Entries from a dataset
• • • •

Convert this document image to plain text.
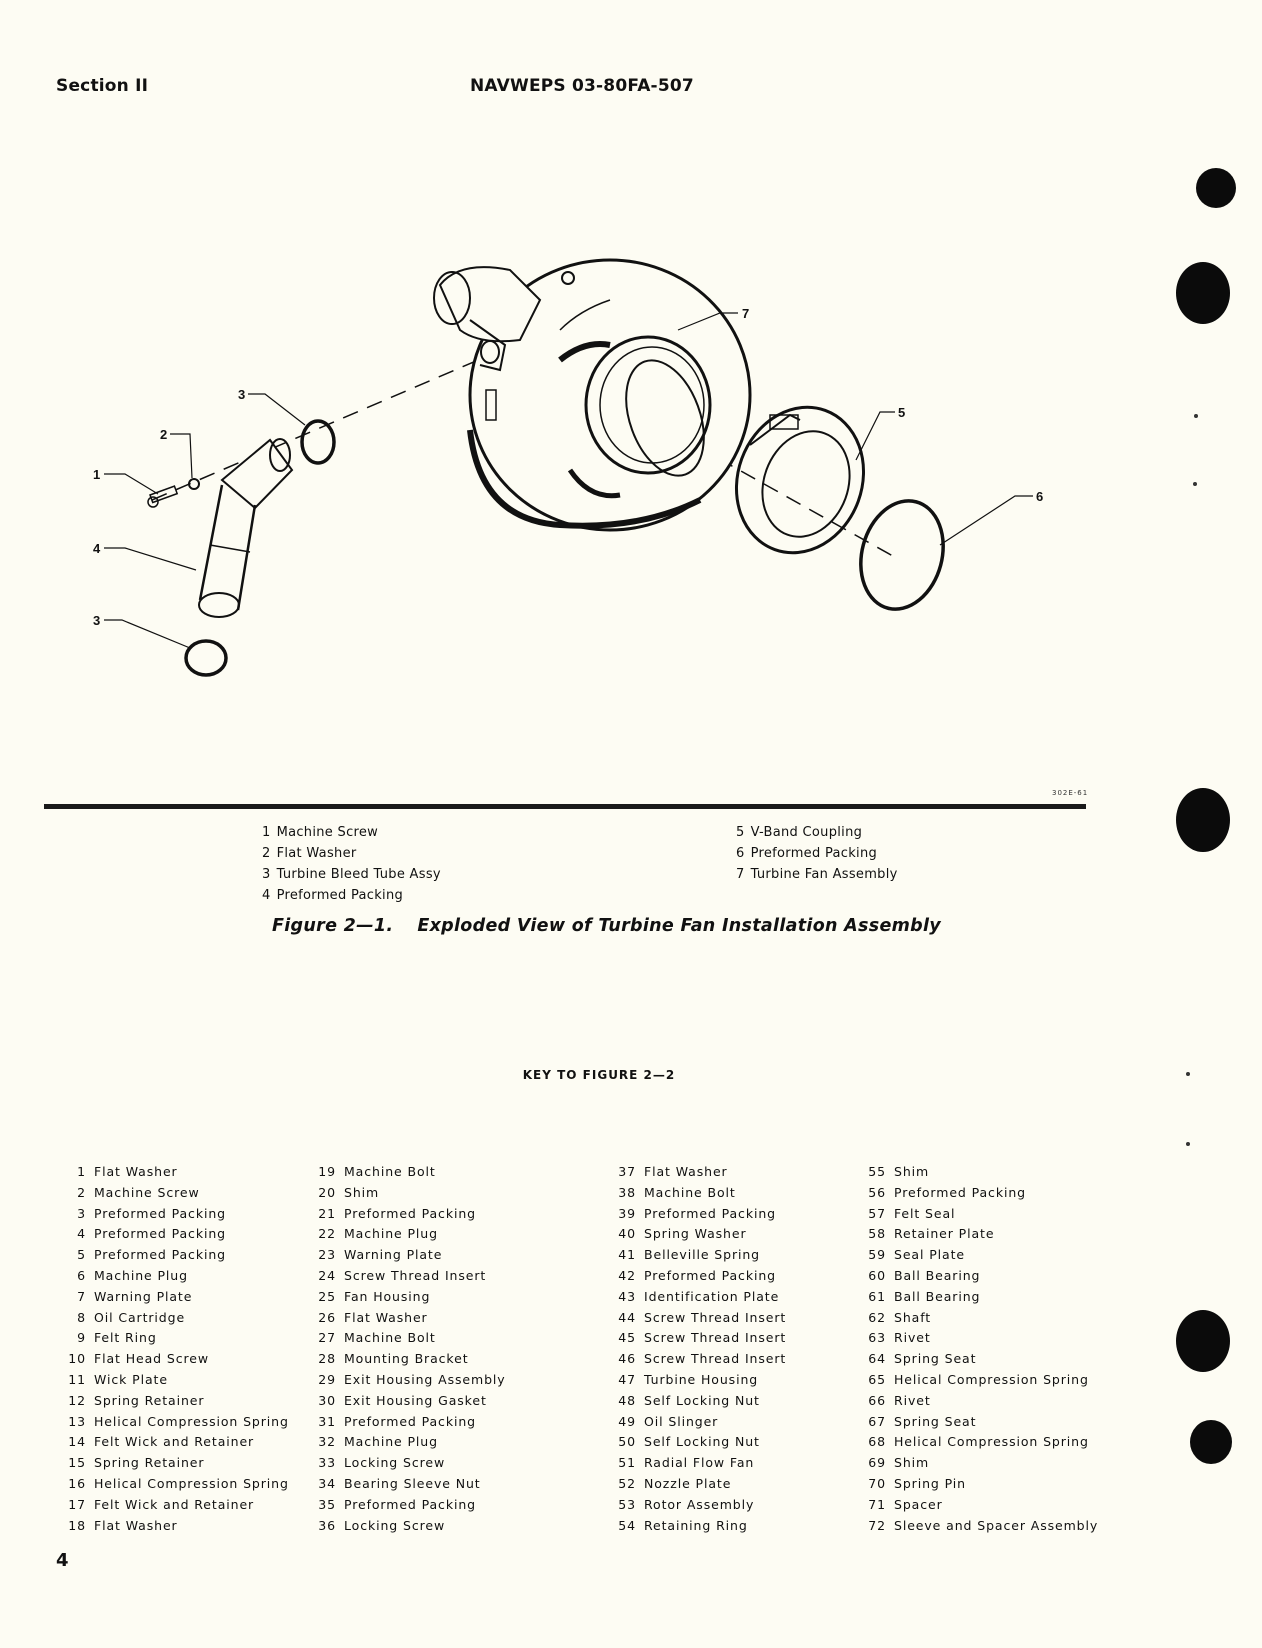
Section II	NAVWEPS 03-80FA-507
1
2
3
4
3
7
5
6
302E-61
1 Machine Screw
2 Flat Washer
3 Turbine Bleed Tube Assy
4 Preformed Packing
5 V-Band Coupling
6 Preformed Packing
7 Turbine Fan Assembly
Figure 2—1. Exploded View of Turbine Fan Installation Assembly
KEY TO FIGURE 2—2
1 Flat Washer
2 Machine Screw
3 Preformed Packing
4 Preformed Packing
5 Preformed Packing
6 Machine Plug
7 Warning Plate
8 Oil Cartridge
9 Felt Ring
10 Flat Head Screw
11 Wick Plate
12 Spring Retainer
13 Helical Compression Spring
14 Felt Wick and Retainer
15 Spring Retainer
16 Helical Compression Spring
17 Felt Wick and Retainer
18 Flat Washer
19 Machine Bolt
20 Shim
21 Preformed Packing
22 Machine Plug
23 Warning Plate
24 Screw Thread Insert
25 Fan Housing
26 Flat Washer
27 Machine Bolt
28 Mounting Bracket
29 Exit Housing Assembly
30 Exit Housing Gasket
31 Preformed Packing
32 Machine Plug
33 Locking Screw
34 Bearing Sleeve Nut
35 Preformed Packing
36 Locking Screw
37 Flat Washer
38 Machine Bolt
39 Preformed Packing
40 Spring Washer
41 Belleville Spring
42 Preformed Packing
43 Identification Plate
44 Screw Thread Insert
45 Screw Thread Insert
46 Screw Thread Insert
47 Turbine Housing
48 Self Locking Nut
49 Oil Slinger
50 Self Locking Nut
51 Radial Flow Fan
52 Nozzle Plate
53 Rotor Assembly
54 Retaining Ring
55 Shim
56 Preformed Packing
57 Felt Seal
58 Retainer Plate
59 Seal Plate
60 Ball Bearing
61 Ball Bearing
62 Shaft
63 Rivet
64 Spring Seat
65 Helical Compression Spring
66 Rivet
67 Spring Seat
68 Helical Compression Spring
69 Shim
70 Spring Pin
71 Spacer
72 Sleeve and Spacer Assembly
4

• • • •

Problem to solve:
Every line that holds the word "Exit" counts once; state the total number of such lines and nothing else.

Solution below:
2